**GIVEN EXERCISE:** Every record here needs to be written out again exactly.

**INFORMATION SHOWN:**

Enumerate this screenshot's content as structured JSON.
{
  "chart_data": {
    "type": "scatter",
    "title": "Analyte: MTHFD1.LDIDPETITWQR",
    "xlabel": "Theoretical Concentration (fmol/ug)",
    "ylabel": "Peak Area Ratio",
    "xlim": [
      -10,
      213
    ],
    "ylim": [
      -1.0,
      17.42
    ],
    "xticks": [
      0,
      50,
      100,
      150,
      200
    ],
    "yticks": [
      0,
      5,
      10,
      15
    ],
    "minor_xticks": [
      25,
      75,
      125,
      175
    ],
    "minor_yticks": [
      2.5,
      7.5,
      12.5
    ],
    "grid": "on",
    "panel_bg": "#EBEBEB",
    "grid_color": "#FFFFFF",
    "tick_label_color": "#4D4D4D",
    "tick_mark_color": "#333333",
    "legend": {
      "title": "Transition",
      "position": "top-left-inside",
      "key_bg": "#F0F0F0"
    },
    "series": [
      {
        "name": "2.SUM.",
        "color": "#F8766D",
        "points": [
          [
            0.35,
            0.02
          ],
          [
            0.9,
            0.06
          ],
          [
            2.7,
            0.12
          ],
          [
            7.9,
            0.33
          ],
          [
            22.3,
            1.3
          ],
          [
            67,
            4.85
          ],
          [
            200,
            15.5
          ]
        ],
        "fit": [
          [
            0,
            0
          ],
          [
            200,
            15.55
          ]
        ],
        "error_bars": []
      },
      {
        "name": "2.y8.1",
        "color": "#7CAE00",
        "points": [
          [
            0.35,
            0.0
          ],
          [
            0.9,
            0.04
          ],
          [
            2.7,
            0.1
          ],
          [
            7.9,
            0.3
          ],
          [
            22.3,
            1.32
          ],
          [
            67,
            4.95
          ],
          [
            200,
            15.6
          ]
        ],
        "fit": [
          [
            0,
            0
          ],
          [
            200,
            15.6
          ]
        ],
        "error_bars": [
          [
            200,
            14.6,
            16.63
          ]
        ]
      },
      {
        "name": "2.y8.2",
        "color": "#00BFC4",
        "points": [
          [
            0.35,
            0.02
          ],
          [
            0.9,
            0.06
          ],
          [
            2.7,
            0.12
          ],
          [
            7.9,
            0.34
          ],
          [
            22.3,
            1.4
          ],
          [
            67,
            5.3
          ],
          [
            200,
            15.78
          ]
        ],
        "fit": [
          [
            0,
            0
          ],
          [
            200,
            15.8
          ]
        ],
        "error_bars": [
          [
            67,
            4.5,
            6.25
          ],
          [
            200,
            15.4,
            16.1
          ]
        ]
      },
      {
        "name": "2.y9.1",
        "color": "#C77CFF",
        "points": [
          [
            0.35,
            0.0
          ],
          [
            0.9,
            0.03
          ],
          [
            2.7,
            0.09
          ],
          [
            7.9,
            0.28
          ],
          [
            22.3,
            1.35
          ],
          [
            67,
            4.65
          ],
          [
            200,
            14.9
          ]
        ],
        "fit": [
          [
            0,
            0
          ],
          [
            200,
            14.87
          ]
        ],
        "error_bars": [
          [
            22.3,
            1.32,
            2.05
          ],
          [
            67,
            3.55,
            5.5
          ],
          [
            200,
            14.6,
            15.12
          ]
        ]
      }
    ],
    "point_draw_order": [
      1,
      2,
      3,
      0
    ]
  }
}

**FINISHED TASK:**
Enumerate this screenshot's content as structured JSON.
{
  "chart_data": {
    "type": "scatter",
    "title": "Analyte: MTHFD1.LDIDPETITWQR",
    "xlabel": "Theoretical Concentration (fmol/ug)",
    "ylabel": "Peak Area Ratio",
    "xlim": [
      -10,
      213
    ],
    "ylim": [
      -1.0,
      17.42
    ],
    "xticks": [
      0,
      50,
      100,
      150,
      200
    ],
    "yticks": [
      0,
      5,
      10,
      15
    ],
    "minor_xticks": [
      25,
      75,
      125,
      175
    ],
    "minor_yticks": [
      2.5,
      7.5,
      12.5
    ],
    "grid": "on",
    "panel_bg": "#EBEBEB",
    "grid_color": "#FFFFFF",
    "tick_label_color": "#4D4D4D",
    "tick_mark_color": "#333333",
    "legend": {
      "title": "Transition",
      "position": "top-left-inside",
      "key_bg": "#F0F0F0"
    },
    "series": [
      {
        "name": "2.SUM.",
        "color": "#F8766D",
        "points": [
          [
            0.35,
            0.02
          ],
          [
            0.9,
            0.06
          ],
          [
            2.7,
            0.12
          ],
          [
            7.9,
            0.33
          ],
          [
            22.3,
            1.3
          ],
          [
            67,
            4.85
          ],
          [
            200,
            15.5
          ]
        ],
        "fit": [
          [
            0,
            0
          ],
          [
            200,
            15.55
          ]
        ],
        "error_bars": []
      },
      {
        "name": "2.y8.1",
        "color": "#7CAE00",
        "points": [
          [
            0.35,
            0.0
          ],
          [
            0.9,
            0.04
          ],
          [
            2.7,
            0.1
          ],
          [
            7.9,
            0.3
          ],
          [
            22.3,
            1.32
          ],
          [
            67,
            4.95
          ],
          [
            200,
            15.6
          ]
        ],
        "fit": [
          [
            0,
            0
          ],
          [
            200,
            15.6
          ]
        ],
        "error_bars": [
          [
            200,
            14.6,
            16.63
          ]
        ]
      },
      {
        "name": "2.y8.2",
        "color": "#00BFC4",
        "points": [
          [
            0.35,
            0.02
          ],
          [
            0.9,
            0.06
          ],
          [
            2.7,
            0.12
          ],
          [
            7.9,
            0.34
          ],
          [
            22.3,
            1.4
          ],
          [
            67,
            5.3
          ],
          [
            200,
            15.78
          ]
        ],
        "fit": [
          [
            0,
            0
          ],
          [
            200,
            15.8
          ]
        ],
        "error_bars": [
          [
            67,
            4.5,
            6.25
          ],
          [
            200,
            15.4,
            16.1
          ]
        ]
      },
      {
        "name": "2.y9.1",
        "color": "#C77CFF",
        "points": [
          [
            0.35,
            0.0
          ],
          [
            0.9,
            0.03
          ],
          [
            2.7,
            0.09
          ],
          [
            7.9,
            0.28
          ],
          [
            22.3,
            1.35
          ],
          [
            67,
            4.65
          ],
          [
            200,
            14.9
          ]
        ],
        "fit": [
          [
            0,
            0
          ],
          [
            200,
            14.87
          ]
        ],
        "error_bars": [
          [
            22.3,
            1.32,
            2.05
          ],
          [
            67,
            3.55,
            5.5
          ],
          [
            200,
            14.6,
            15.12
          ]
        ]
      }
    ],
    "point_draw_order": [
      1,
      2,
      3,
      0
    ]
  }
}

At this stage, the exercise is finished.